REQUEST => What is the number of lines containing "монтажных"? Give only that number.

▬▬▬▬▬▬

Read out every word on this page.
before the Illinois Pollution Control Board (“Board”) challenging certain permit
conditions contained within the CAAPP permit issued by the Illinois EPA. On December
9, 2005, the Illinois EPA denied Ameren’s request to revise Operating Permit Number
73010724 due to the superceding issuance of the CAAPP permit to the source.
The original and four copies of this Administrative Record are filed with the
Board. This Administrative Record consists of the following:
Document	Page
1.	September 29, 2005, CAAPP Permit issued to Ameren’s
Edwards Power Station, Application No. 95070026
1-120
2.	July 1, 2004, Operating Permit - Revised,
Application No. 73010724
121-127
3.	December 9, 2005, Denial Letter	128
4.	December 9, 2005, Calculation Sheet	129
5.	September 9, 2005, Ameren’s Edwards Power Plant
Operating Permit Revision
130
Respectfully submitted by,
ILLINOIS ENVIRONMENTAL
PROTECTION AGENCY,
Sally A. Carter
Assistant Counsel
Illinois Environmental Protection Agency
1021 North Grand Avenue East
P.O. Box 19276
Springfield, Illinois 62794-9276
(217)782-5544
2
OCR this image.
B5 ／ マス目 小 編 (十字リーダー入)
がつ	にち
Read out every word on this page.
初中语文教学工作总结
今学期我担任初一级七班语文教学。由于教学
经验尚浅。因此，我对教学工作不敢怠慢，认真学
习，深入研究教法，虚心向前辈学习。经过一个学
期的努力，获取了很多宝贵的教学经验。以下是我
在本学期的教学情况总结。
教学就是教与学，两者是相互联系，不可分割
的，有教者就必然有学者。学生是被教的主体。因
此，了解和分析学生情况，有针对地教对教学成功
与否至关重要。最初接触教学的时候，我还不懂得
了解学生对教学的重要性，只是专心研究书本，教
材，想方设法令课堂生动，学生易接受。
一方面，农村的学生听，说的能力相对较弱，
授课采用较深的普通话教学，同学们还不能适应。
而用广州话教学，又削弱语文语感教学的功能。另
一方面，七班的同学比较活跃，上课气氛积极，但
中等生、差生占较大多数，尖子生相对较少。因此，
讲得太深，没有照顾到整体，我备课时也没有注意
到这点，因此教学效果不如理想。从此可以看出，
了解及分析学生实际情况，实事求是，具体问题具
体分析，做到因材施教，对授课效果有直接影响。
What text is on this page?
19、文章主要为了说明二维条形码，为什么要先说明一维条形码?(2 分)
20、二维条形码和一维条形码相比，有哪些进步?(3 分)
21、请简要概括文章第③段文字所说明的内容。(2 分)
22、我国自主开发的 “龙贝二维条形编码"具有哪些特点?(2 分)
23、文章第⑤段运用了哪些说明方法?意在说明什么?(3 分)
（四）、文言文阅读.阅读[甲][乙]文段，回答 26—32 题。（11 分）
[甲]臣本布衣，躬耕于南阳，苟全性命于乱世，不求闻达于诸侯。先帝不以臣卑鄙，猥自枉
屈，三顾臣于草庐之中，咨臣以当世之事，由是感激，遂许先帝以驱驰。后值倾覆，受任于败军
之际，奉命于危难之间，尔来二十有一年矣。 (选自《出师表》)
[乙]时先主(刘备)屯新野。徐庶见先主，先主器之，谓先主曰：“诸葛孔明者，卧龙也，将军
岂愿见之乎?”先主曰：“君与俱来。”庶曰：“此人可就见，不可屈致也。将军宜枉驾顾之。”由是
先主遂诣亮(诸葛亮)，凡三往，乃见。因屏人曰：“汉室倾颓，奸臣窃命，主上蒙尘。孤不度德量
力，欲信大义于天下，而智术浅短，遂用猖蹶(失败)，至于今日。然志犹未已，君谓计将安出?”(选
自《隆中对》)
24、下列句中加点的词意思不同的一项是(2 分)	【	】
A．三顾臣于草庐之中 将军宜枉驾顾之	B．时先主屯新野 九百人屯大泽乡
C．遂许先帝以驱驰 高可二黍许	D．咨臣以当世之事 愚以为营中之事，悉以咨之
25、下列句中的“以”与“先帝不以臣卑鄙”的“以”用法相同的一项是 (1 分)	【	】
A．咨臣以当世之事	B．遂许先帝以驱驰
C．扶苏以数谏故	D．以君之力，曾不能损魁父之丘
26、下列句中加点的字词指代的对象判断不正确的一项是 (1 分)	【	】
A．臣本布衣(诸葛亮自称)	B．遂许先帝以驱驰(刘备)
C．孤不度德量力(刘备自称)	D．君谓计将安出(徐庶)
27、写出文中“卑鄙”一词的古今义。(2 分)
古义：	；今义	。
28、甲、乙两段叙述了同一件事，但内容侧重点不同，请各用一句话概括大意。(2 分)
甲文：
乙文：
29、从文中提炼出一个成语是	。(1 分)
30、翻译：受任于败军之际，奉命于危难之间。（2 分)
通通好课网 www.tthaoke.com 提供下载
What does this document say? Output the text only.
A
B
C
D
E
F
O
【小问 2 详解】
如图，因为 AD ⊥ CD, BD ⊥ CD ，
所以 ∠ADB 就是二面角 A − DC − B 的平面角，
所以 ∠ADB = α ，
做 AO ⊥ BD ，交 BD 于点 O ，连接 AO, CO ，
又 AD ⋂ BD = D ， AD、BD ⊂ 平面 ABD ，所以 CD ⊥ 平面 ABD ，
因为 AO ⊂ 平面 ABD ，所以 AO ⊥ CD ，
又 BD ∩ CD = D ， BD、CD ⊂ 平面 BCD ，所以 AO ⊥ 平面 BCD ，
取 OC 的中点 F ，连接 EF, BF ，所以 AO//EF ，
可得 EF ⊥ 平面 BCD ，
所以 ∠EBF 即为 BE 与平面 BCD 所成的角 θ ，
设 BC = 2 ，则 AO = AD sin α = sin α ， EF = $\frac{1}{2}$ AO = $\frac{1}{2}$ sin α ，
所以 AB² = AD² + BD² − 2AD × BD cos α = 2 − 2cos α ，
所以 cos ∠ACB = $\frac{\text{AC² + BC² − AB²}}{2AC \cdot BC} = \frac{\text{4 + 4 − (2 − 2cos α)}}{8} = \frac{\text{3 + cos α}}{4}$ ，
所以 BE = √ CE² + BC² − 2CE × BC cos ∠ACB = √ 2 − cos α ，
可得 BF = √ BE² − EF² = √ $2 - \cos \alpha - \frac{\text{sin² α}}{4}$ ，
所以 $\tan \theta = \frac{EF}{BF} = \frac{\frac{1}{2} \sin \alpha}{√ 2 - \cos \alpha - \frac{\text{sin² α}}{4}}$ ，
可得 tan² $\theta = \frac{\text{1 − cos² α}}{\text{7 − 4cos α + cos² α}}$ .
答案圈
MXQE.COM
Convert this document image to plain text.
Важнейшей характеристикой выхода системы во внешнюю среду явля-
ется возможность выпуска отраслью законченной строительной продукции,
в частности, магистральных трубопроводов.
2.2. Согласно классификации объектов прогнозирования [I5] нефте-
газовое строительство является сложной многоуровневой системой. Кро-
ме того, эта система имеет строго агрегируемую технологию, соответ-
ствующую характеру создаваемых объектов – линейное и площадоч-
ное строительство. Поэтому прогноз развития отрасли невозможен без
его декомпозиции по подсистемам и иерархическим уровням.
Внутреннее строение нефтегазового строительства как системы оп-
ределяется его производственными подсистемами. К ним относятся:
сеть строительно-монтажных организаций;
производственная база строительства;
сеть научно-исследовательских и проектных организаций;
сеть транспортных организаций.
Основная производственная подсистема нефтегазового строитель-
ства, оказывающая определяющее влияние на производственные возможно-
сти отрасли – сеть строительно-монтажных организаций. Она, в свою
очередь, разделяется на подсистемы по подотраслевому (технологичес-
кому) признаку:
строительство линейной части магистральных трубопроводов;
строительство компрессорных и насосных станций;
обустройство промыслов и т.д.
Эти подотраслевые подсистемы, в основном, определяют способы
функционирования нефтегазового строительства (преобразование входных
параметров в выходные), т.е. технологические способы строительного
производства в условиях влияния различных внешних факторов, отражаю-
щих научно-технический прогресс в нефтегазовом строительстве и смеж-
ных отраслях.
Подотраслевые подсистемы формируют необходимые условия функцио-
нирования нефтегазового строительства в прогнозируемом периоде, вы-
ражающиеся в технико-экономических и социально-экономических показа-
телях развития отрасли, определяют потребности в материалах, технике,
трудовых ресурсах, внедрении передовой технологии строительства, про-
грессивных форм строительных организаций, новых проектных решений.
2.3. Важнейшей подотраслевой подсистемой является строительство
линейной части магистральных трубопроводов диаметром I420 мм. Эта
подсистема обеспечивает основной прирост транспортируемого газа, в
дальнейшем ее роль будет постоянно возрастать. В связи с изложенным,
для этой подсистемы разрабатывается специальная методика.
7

▬▬▬▬▬▬

OUTPUT OF THE TASK => 2